▼▼▼

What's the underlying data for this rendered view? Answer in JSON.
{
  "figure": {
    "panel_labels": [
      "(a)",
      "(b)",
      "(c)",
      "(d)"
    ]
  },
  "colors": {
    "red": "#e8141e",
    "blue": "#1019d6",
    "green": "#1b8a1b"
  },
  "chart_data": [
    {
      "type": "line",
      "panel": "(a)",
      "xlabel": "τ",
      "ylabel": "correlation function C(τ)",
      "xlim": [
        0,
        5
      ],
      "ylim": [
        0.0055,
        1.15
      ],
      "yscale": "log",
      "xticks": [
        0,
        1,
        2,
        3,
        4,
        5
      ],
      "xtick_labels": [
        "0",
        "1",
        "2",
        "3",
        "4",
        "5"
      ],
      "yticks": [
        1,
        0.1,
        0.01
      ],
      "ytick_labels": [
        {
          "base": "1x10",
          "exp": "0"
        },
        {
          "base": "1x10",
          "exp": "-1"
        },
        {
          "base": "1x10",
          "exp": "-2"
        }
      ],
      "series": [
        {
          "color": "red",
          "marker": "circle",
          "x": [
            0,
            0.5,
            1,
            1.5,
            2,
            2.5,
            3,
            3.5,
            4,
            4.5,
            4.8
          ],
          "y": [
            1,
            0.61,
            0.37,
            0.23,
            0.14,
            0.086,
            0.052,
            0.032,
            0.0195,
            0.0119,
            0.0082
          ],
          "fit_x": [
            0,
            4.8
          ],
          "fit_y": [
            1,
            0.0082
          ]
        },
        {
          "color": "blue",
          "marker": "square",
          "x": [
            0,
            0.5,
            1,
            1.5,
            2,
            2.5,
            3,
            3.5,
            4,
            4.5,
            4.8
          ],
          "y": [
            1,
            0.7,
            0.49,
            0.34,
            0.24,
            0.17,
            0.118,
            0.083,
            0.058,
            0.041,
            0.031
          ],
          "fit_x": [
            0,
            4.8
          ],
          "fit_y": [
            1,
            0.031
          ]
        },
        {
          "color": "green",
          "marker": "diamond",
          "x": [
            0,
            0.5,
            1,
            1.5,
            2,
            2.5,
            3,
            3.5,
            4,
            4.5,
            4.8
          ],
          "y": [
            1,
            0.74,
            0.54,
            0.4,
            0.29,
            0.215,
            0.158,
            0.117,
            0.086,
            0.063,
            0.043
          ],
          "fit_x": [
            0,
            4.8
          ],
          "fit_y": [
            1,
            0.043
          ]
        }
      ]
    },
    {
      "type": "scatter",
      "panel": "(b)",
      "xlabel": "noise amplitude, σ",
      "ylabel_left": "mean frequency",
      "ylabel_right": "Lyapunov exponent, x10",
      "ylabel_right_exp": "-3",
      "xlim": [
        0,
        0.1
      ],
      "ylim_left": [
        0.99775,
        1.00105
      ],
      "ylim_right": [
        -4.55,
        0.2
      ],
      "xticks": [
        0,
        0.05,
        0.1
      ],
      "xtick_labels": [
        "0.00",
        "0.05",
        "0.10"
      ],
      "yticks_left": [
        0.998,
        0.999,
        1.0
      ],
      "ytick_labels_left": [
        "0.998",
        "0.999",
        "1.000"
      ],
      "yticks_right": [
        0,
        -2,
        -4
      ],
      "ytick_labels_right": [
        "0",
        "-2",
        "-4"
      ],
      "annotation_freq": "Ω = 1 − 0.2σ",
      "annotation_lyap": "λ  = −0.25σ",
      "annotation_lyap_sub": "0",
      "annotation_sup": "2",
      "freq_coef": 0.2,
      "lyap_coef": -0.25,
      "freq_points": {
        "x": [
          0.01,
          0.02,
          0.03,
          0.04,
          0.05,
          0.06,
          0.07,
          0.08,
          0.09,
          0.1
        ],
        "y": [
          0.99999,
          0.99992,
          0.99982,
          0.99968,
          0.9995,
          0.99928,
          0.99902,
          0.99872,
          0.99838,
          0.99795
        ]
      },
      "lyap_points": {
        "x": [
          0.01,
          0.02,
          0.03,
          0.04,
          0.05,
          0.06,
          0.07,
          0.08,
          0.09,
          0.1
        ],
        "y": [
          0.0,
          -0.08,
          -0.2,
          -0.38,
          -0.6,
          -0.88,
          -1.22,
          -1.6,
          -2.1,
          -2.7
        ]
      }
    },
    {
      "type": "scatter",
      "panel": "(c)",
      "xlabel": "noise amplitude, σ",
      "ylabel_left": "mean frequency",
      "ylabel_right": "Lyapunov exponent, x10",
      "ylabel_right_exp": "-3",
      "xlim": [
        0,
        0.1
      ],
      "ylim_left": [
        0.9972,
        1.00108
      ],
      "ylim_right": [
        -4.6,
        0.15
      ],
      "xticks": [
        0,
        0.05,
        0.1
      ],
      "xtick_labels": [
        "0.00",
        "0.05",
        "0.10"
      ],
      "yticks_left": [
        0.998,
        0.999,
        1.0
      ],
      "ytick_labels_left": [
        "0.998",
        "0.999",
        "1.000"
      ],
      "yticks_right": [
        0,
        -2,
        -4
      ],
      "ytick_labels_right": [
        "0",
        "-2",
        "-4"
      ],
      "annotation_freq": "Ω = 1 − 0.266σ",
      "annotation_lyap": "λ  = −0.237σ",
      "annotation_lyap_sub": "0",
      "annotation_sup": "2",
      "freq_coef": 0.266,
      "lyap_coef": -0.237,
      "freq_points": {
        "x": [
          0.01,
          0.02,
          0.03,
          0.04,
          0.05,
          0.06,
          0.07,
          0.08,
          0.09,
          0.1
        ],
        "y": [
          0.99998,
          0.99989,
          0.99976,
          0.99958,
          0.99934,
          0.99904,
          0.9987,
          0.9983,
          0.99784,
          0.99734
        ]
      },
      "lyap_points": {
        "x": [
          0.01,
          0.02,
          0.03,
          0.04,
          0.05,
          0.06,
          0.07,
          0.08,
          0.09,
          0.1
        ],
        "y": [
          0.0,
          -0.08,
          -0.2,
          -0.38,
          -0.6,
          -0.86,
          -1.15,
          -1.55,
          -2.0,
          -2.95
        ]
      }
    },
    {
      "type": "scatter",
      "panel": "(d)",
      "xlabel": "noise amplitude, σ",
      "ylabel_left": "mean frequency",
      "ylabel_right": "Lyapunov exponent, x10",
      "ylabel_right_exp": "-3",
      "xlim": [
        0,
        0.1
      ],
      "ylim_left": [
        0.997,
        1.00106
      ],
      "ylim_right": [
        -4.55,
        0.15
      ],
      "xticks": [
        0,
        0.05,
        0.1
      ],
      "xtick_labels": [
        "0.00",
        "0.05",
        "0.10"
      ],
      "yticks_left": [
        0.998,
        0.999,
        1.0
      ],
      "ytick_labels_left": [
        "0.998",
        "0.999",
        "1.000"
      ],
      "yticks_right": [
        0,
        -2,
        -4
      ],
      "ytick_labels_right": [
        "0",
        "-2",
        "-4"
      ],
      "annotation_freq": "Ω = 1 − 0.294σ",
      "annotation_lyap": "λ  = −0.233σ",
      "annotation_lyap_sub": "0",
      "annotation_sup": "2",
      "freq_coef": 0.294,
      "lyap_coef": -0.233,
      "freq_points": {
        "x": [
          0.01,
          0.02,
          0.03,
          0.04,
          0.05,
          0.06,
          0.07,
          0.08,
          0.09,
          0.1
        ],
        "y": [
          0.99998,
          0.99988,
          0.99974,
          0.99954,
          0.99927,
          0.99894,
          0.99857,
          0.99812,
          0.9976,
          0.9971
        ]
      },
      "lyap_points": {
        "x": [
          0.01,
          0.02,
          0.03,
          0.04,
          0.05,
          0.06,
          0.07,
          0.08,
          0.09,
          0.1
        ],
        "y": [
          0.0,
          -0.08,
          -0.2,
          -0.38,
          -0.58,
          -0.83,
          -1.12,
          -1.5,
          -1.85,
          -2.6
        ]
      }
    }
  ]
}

▲▲▲

■ Prompt ■
Consider the entries above and return each line with the string "marker".

■ Written solution ■
          "marker": "circle",
          "marker": "square",
          "marker": "diamond",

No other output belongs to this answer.